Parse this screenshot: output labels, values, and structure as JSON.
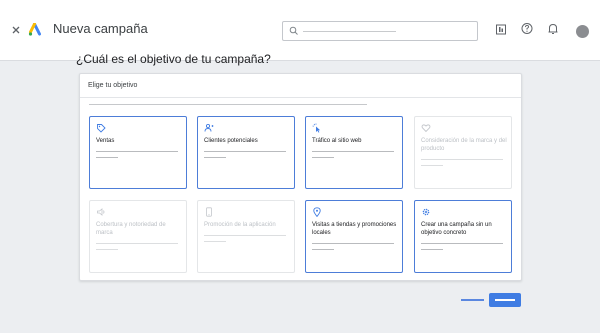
{
  "header": {
    "title": "Nueva campaña",
    "close_icon": "close-icon",
    "logo_icon": "google-ads-logo",
    "icons": [
      "reports-icon",
      "help-icon",
      "notifications-icon"
    ]
  },
  "page": {
    "question": "¿Cuál es el objetivo de tu campaña?"
  },
  "panel": {
    "header": "Elige tu objetivo"
  },
  "objectives": [
    {
      "label": "Ventas",
      "icon": "tag-icon",
      "enabled": true
    },
    {
      "label": "Clientes potenciales",
      "icon": "people-icon",
      "enabled": true
    },
    {
      "label": "Tráfico al sitio web",
      "icon": "cursor-click-icon",
      "enabled": true
    },
    {
      "label": "Consideración de la marca y del producto",
      "icon": "heart-icon",
      "enabled": false
    },
    {
      "label": "Cobertura y notoriedad de marca",
      "icon": "speaker-icon",
      "enabled": false
    },
    {
      "label": "Promoción de la aplicación",
      "icon": "phone-icon",
      "enabled": false
    },
    {
      "label": "Visitas a tiendas y promociones locales",
      "icon": "location-pin-icon",
      "enabled": true
    },
    {
      "label": "Crear una campaña sin un objetivo concreto",
      "icon": "gear-icon",
      "enabled": true
    }
  ],
  "colors": {
    "accent": "#3f7ce3",
    "card_border": "#4d7dd8",
    "background": "#eceef1"
  }
}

○ ○ ○ ○ ○ ○ ○

Direction
Copy each line in full and exactly, omitting any picture.

Complete response
Parse this screenshot: output labels, values, and structure as JSON.
{
  "header": {
    "title": "Nueva campaña",
    "close_icon": "close-icon",
    "logo_icon": "google-ads-logo",
    "icons": [
      "reports-icon",
      "help-icon",
      "notifications-icon"
    ]
  },
  "page": {
    "question": "¿Cuál es el objetivo de tu campaña?"
  },
  "panel": {
    "header": "Elige tu objetivo"
  },
  "objectives": [
    {
      "label": "Ventas",
      "icon": "tag-icon",
      "enabled": true
    },
    {
      "label": "Clientes potenciales",
      "icon": "people-icon",
      "enabled": true
    },
    {
      "label": "Tráfico al sitio web",
      "icon": "cursor-click-icon",
      "enabled": true
    },
    {
      "label": "Consideración de la marca y del producto",
      "icon": "heart-icon",
      "enabled": false
    },
    {
      "label": "Cobertura y notoriedad de marca",
      "icon": "speaker-icon",
      "enabled": false
    },
    {
      "label": "Promoción de la aplicación",
      "icon": "phone-icon",
      "enabled": false
    },
    {
      "label": "Visitas a tiendas y promociones locales",
      "icon": "location-pin-icon",
      "enabled": true
    },
    {
      "label": "Crear una campaña sin un objetivo concreto",
      "icon": "gear-icon",
      "enabled": true
    }
  ],
  "colors": {
    "accent": "#3f7ce3",
    "card_border": "#4d7dd8",
    "background": "#eceef1"
  }
}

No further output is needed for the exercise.